- WORK TO BE COMPLETED: Copy out each line below exactly as it appears.

_ _ _ _ _ _ _

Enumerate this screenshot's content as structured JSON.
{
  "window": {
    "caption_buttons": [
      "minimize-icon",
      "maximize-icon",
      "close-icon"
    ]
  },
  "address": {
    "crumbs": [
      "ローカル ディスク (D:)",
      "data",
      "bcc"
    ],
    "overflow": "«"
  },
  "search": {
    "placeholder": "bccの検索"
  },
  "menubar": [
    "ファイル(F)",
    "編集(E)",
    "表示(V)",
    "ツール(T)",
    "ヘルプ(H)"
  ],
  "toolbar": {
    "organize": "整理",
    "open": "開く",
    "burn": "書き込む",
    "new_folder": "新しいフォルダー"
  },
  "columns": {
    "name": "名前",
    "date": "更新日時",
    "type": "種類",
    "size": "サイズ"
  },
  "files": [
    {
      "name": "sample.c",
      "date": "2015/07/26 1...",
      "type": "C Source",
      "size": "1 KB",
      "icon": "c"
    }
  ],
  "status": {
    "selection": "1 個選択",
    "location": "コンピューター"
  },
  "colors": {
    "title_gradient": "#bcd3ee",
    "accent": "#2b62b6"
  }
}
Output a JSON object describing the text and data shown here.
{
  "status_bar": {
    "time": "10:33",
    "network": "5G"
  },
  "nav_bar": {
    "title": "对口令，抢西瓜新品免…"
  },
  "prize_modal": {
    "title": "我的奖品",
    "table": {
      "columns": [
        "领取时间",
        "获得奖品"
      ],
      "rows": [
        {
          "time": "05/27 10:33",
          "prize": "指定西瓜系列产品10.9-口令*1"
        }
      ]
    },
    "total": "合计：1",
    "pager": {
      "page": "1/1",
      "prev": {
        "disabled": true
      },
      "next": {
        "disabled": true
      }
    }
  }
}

_ _ _ _ _ _ _

- SOLUTION FOR THIS EXERCISE:
Enumerate this screenshot's content as structured JSON.
{
  "window": {
    "caption_buttons": [
      "minimize-icon",
      "maximize-icon",
      "close-icon"
    ]
  },
  "address": {
    "crumbs": [
      "ローカル ディスク (D:)",
      "data",
      "bcc"
    ],
    "overflow": "«"
  },
  "search": {
    "placeholder": "bccの検索"
  },
  "menubar": [
    "ファイル(F)",
    "編集(E)",
    "表示(V)",
    "ツール(T)",
    "ヘルプ(H)"
  ],
  "toolbar": {
    "organize": "整理",
    "open": "開く",
    "burn": "書き込む",
    "new_folder": "新しいフォルダー"
  },
  "columns": {
    "name": "名前",
    "date": "更新日時",
    "type": "種類",
    "size": "サイズ"
  },
  "files": [
    {
      "name": "sample.c",
      "date": "2015/07/26 1...",
      "type": "C Source",
      "size": "1 KB",
      "icon": "c"
    }
  ],
  "status": {
    "selection": "1 個選択",
    "location": "コンピューター"
  },
  "colors": {
    "title_gradient": "#bcd3ee",
    "accent": "#2b62b6"
  }
}
Output a JSON object describing the text and data shown here.
{
  "status_bar": {
    "time": "10:33",
    "network": "5G"
  },
  "nav_bar": {
    "title": "对口令，抢西瓜新品免…"
  },
  "prize_modal": {
    "title": "我的奖品",
    "table": {
      "columns": [
        "领取时间",
        "获得奖品"
      ],
      "rows": [
        {
          "time": "05/27 10:33",
          "prize": "指定西瓜系列产品10.9-口令*1"
        }
      ]
    },
    "total": "合计：1",
    "pager": {
      "page": "1/1",
      "prev": {
        "disabled": true
      },
      "next": {
        "disabled": true
      }
    }
  }
}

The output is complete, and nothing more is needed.